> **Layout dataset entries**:
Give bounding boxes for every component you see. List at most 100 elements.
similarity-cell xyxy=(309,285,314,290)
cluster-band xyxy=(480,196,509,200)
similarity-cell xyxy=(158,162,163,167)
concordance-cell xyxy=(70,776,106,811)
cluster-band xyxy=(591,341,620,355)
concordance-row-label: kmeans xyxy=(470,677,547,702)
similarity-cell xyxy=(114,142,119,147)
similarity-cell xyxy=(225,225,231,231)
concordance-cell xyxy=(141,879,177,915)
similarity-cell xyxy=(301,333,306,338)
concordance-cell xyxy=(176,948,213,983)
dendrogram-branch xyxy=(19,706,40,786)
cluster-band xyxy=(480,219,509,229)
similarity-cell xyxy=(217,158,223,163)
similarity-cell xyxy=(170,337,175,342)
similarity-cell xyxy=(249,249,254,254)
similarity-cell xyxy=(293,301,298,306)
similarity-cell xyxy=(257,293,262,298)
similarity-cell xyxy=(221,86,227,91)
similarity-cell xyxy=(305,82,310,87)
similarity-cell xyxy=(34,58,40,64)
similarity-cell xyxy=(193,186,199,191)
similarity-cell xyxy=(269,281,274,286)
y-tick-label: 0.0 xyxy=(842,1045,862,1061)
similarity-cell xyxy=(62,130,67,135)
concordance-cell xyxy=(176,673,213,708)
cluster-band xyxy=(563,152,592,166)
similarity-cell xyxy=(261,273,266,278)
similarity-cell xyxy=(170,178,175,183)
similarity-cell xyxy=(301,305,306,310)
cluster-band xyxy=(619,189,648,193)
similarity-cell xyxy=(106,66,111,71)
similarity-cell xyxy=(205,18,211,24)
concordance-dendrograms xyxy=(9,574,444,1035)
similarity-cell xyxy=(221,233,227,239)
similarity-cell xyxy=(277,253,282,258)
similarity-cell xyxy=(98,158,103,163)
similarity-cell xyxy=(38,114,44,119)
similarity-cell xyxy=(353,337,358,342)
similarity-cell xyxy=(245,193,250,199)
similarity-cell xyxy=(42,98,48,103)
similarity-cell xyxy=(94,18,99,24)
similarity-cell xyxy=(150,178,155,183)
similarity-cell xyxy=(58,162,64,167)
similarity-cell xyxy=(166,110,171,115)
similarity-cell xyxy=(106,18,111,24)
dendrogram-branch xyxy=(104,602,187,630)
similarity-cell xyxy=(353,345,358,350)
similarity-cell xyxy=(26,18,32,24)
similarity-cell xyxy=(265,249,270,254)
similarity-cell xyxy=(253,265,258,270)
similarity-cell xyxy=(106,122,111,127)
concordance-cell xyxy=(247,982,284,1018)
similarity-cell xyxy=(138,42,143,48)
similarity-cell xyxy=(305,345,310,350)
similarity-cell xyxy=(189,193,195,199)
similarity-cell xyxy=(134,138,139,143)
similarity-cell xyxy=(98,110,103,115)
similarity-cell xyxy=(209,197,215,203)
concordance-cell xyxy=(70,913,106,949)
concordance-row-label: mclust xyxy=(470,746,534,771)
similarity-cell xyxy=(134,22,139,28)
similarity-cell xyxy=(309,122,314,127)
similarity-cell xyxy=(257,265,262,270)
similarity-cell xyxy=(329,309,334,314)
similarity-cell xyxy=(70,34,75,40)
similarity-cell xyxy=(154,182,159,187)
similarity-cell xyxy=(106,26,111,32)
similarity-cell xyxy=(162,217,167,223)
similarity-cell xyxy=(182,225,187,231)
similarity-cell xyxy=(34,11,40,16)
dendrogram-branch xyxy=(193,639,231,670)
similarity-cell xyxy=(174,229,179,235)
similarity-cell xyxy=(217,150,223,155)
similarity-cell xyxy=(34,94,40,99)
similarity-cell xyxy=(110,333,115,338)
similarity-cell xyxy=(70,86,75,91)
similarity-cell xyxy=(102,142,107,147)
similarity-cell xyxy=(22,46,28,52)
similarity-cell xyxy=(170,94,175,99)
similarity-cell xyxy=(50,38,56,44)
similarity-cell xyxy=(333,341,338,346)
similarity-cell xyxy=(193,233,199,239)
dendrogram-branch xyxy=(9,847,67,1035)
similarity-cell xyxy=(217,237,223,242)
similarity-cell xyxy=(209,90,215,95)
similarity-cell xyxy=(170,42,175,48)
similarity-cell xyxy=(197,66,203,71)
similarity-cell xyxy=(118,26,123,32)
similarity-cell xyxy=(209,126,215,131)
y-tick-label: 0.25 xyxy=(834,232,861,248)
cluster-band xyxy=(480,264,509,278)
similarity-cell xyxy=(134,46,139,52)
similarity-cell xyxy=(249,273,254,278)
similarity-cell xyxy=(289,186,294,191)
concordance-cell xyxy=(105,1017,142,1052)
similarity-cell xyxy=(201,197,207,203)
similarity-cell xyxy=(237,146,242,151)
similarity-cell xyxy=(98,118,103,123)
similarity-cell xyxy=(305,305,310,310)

> **EXERCISE**:
Rewrite all of the records, replacing every occurrence of "cluster-band" with "cluster-stripe" and leaving everything else unchanged.

> **TASK SOLUTION**:
Give bounding boxes for every component you see. List at most 100 elements.
similarity-cell xyxy=(309,285,314,290)
cluster-stripe xyxy=(480,196,509,200)
similarity-cell xyxy=(158,162,163,167)
concordance-cell xyxy=(70,776,106,811)
cluster-stripe xyxy=(591,341,620,355)
concordance-row-label: kmeans xyxy=(470,677,547,702)
similarity-cell xyxy=(114,142,119,147)
similarity-cell xyxy=(225,225,231,231)
concordance-cell xyxy=(141,879,177,915)
similarity-cell xyxy=(301,333,306,338)
concordance-cell xyxy=(176,948,213,983)
dendrogram-branch xyxy=(19,706,40,786)
cluster-stripe xyxy=(480,219,509,229)
similarity-cell xyxy=(217,158,223,163)
similarity-cell xyxy=(170,337,175,342)
similarity-cell xyxy=(249,249,254,254)
similarity-cell xyxy=(293,301,298,306)
similarity-cell xyxy=(257,293,262,298)
similarity-cell xyxy=(221,86,227,91)
similarity-cell xyxy=(305,82,310,87)
similarity-cell xyxy=(34,58,40,64)
similarity-cell xyxy=(193,186,199,191)
similarity-cell xyxy=(269,281,274,286)
y-tick-label: 0.0 xyxy=(842,1045,862,1061)
similarity-cell xyxy=(62,130,67,135)
concordance-cell xyxy=(176,673,213,708)
cluster-stripe xyxy=(563,152,592,166)
similarity-cell xyxy=(261,273,266,278)
similarity-cell xyxy=(170,178,175,183)
similarity-cell xyxy=(301,305,306,310)
cluster-stripe xyxy=(619,189,648,193)
similarity-cell xyxy=(106,66,111,71)
similarity-cell xyxy=(205,18,211,24)
concordance-dendrograms xyxy=(9,574,444,1035)
similarity-cell xyxy=(221,233,227,239)
similarity-cell xyxy=(277,253,282,258)
similarity-cell xyxy=(98,158,103,163)
similarity-cell xyxy=(38,114,44,119)
similarity-cell xyxy=(353,337,358,342)
similarity-cell xyxy=(245,193,250,199)
similarity-cell xyxy=(42,98,48,103)
similarity-cell xyxy=(94,18,99,24)
similarity-cell xyxy=(150,178,155,183)
similarity-cell xyxy=(58,162,64,167)
similarity-cell xyxy=(166,110,171,115)
similarity-cell xyxy=(106,18,111,24)
dendrogram-branch xyxy=(104,602,187,630)
similarity-cell xyxy=(353,345,358,350)
similarity-cell xyxy=(26,18,32,24)
similarity-cell xyxy=(265,249,270,254)
similarity-cell xyxy=(253,265,258,270)
similarity-cell xyxy=(106,122,111,127)
concordance-cell xyxy=(247,982,284,1018)
similarity-cell xyxy=(138,42,143,48)
similarity-cell xyxy=(305,345,310,350)
similarity-cell xyxy=(189,193,195,199)
similarity-cell xyxy=(134,138,139,143)
similarity-cell xyxy=(98,110,103,115)
similarity-cell xyxy=(209,197,215,203)
concordance-cell xyxy=(70,913,106,949)
concordance-row-label: mclust xyxy=(470,746,534,771)
similarity-cell xyxy=(134,22,139,28)
similarity-cell xyxy=(309,122,314,127)
similarity-cell xyxy=(257,265,262,270)
similarity-cell xyxy=(329,309,334,314)
similarity-cell xyxy=(70,34,75,40)
similarity-cell xyxy=(154,182,159,187)
similarity-cell xyxy=(106,26,111,32)
similarity-cell xyxy=(162,217,167,223)
similarity-cell xyxy=(182,225,187,231)
similarity-cell xyxy=(34,11,40,16)
dendrogram-branch xyxy=(193,639,231,670)
similarity-cell xyxy=(174,229,179,235)
similarity-cell xyxy=(217,150,223,155)
similarity-cell xyxy=(34,94,40,99)
similarity-cell xyxy=(110,333,115,338)
similarity-cell xyxy=(70,86,75,91)
similarity-cell xyxy=(102,142,107,147)
similarity-cell xyxy=(22,46,28,52)
similarity-cell xyxy=(170,94,175,99)
similarity-cell xyxy=(50,38,56,44)
similarity-cell xyxy=(333,341,338,346)
similarity-cell xyxy=(193,233,199,239)
dendrogram-branch xyxy=(9,847,67,1035)
similarity-cell xyxy=(217,237,223,242)
similarity-cell xyxy=(209,90,215,95)
similarity-cell xyxy=(170,42,175,48)
similarity-cell xyxy=(197,66,203,71)
similarity-cell xyxy=(118,26,123,32)
similarity-cell xyxy=(209,126,215,131)
y-tick-label: 0.25 xyxy=(834,232,861,248)
cluster-stripe xyxy=(480,264,509,278)
similarity-cell xyxy=(134,46,139,52)
similarity-cell xyxy=(249,273,254,278)
similarity-cell xyxy=(289,186,294,191)
concordance-cell xyxy=(105,1017,142,1052)
similarity-cell xyxy=(201,197,207,203)
similarity-cell xyxy=(237,146,242,151)
similarity-cell xyxy=(98,118,103,123)
similarity-cell xyxy=(305,305,310,310)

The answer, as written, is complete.